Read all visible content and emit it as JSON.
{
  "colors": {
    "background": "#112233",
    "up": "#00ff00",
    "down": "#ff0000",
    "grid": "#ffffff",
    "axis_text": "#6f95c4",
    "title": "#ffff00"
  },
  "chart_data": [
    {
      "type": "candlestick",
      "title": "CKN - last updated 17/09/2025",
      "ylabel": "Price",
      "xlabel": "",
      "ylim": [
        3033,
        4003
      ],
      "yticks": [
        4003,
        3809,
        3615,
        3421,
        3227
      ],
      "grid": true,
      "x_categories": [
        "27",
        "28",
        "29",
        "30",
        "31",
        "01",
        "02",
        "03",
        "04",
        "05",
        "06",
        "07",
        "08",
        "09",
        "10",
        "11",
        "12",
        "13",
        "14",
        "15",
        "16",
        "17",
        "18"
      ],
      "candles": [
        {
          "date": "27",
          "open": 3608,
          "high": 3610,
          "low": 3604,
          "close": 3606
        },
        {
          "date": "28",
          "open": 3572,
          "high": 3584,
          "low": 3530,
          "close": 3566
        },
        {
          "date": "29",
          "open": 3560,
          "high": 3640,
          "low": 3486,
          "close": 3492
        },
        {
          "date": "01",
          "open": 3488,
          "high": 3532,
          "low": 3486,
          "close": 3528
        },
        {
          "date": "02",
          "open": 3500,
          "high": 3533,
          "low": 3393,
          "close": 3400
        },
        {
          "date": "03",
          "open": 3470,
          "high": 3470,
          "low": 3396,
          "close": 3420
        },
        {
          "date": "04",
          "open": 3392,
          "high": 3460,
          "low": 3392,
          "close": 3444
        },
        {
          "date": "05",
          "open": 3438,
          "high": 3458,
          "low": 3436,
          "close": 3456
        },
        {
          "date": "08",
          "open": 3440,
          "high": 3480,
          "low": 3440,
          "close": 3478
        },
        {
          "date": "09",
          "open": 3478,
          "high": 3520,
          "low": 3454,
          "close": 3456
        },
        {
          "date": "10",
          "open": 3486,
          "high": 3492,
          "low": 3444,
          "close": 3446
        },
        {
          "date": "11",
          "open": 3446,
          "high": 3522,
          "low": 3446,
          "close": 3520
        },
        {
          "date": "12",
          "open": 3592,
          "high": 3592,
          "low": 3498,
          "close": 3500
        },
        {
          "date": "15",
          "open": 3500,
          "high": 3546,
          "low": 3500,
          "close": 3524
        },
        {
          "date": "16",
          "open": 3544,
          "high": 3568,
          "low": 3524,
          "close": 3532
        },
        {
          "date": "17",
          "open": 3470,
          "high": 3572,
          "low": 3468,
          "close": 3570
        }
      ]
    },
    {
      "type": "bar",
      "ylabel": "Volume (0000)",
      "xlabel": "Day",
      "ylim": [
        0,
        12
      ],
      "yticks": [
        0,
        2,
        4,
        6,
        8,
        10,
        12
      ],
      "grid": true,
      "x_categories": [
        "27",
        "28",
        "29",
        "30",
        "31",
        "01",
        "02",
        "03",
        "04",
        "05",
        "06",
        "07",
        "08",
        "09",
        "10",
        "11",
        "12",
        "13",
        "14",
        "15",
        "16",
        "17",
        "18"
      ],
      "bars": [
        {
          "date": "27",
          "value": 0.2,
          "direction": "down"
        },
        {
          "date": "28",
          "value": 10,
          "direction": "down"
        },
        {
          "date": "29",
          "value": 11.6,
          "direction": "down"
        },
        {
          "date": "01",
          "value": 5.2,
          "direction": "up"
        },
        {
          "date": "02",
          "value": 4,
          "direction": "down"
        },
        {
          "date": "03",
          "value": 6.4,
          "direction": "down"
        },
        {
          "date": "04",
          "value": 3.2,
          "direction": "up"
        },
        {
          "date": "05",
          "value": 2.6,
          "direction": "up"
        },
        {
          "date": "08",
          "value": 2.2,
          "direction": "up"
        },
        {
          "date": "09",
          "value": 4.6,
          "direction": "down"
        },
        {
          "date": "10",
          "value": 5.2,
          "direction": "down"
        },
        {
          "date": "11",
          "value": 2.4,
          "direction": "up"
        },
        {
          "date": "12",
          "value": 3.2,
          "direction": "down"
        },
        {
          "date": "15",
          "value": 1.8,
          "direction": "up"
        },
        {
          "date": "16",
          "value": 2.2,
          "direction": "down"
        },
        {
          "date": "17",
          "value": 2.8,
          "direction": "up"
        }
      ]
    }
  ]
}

========

=== TASK DESCRIPTION ===
Copy each record from above without leaving any out.

=== WRITTEN SOLUTION ===
Read all visible content and emit it as JSON.
{
  "colors": {
    "background": "#112233",
    "up": "#00ff00",
    "down": "#ff0000",
    "grid": "#ffffff",
    "axis_text": "#6f95c4",
    "title": "#ffff00"
  },
  "chart_data": [
    {
      "type": "candlestick",
      "title": "CKN - last updated 17/09/2025",
      "ylabel": "Price",
      "xlabel": "",
      "ylim": [
        3033,
        4003
      ],
      "yticks": [
        4003,
        3809,
        3615,
        3421,
        3227
      ],
      "grid": true,
      "x_categories": [
        "27",
        "28",
        "29",
        "30",
        "31",
        "01",
        "02",
        "03",
        "04",
        "05",
        "06",
        "07",
        "08",
        "09",
        "10",
        "11",
        "12",
        "13",
        "14",
        "15",
        "16",
        "17",
        "18"
      ],
      "candles": [
        {
          "date": "27",
          "open": 3608,
          "high": 3610,
          "low": 3604,
          "close": 3606
        },
        {
          "date": "28",
          "open": 3572,
          "high": 3584,
          "low": 3530,
          "close": 3566
        },
        {
          "date": "29",
          "open": 3560,
          "high": 3640,
          "low": 3486,
          "close": 3492
        },
        {
          "date": "01",
          "open": 3488,
          "high": 3532,
          "low": 3486,
          "close": 3528
        },
        {
          "date": "02",
          "open": 3500,
          "high": 3533,
          "low": 3393,
          "close": 3400
        },
        {
          "date": "03",
          "open": 3470,
          "high": 3470,
          "low": 3396,
          "close": 3420
        },
        {
          "date": "04",
          "open": 3392,
          "high": 3460,
          "low": 3392,
          "close": 3444
        },
        {
          "date": "05",
          "open": 3438,
          "high": 3458,
          "low": 3436,
          "close": 3456
        },
        {
          "date": "08",
          "open": 3440,
          "high": 3480,
          "low": 3440,
          "close": 3478
        },
        {
          "date": "09",
          "open": 3478,
          "high": 3520,
          "low": 3454,
          "close": 3456
        },
        {
          "date": "10",
          "open": 3486,
          "high": 3492,
          "low": 3444,
          "close": 3446
        },
        {
          "date": "11",
          "open": 3446,
          "high": 3522,
          "low": 3446,
          "close": 3520
        },
        {
          "date": "12",
          "open": 3592,
          "high": 3592,
          "low": 3498,
          "close": 3500
        },
        {
          "date": "15",
          "open": 3500,
          "high": 3546,
          "low": 3500,
          "close": 3524
        },
        {
          "date": "16",
          "open": 3544,
          "high": 3568,
          "low": 3524,
          "close": 3532
        },
        {
          "date": "17",
          "open": 3470,
          "high": 3572,
          "low": 3468,
          "close": 3570
        }
      ]
    },
    {
      "type": "bar",
      "ylabel": "Volume (0000)",
      "xlabel": "Day",
      "ylim": [
        0,
        12
      ],
      "yticks": [
        0,
        2,
        4,
        6,
        8,
        10,
        12
      ],
      "grid": true,
      "x_categories": [
        "27",
        "28",
        "29",
        "30",
        "31",
        "01",
        "02",
        "03",
        "04",
        "05",
        "06",
        "07",
        "08",
        "09",
        "10",
        "11",
        "12",
        "13",
        "14",
        "15",
        "16",
        "17",
        "18"
      ],
      "bars": [
        {
          "date": "27",
          "value": 0.2,
          "direction": "down"
        },
        {
          "date": "28",
          "value": 10,
          "direction": "down"
        },
        {
          "date": "29",
          "value": 11.6,
          "direction": "down"
        },
        {
          "date": "01",
          "value": 5.2,
          "direction": "up"
        },
        {
          "date": "02",
          "value": 4,
          "direction": "down"
        },
        {
          "date": "03",
          "value": 6.4,
          "direction": "down"
        },
        {
          "date": "04",
          "value": 3.2,
          "direction": "up"
        },
        {
          "date": "05",
          "value": 2.6,
          "direction": "up"
        },
        {
          "date": "08",
          "value": 2.2,
          "direction": "up"
        },
        {
          "date": "09",
          "value": 4.6,
          "direction": "down"
        },
        {
          "date": "10",
          "value": 5.2,
          "direction": "down"
        },
        {
          "date": "11",
          "value": 2.4,
          "direction": "up"
        },
        {
          "date": "12",
          "value": 3.2,
          "direction": "down"
        },
        {
          "date": "15",
          "value": 1.8,
          "direction": "up"
        },
        {
          "date": "16",
          "value": 2.2,
          "direction": "down"
        },
        {
          "date": "17",
          "value": 2.8,
          "direction": "up"
        }
      ]
    }
  ]
}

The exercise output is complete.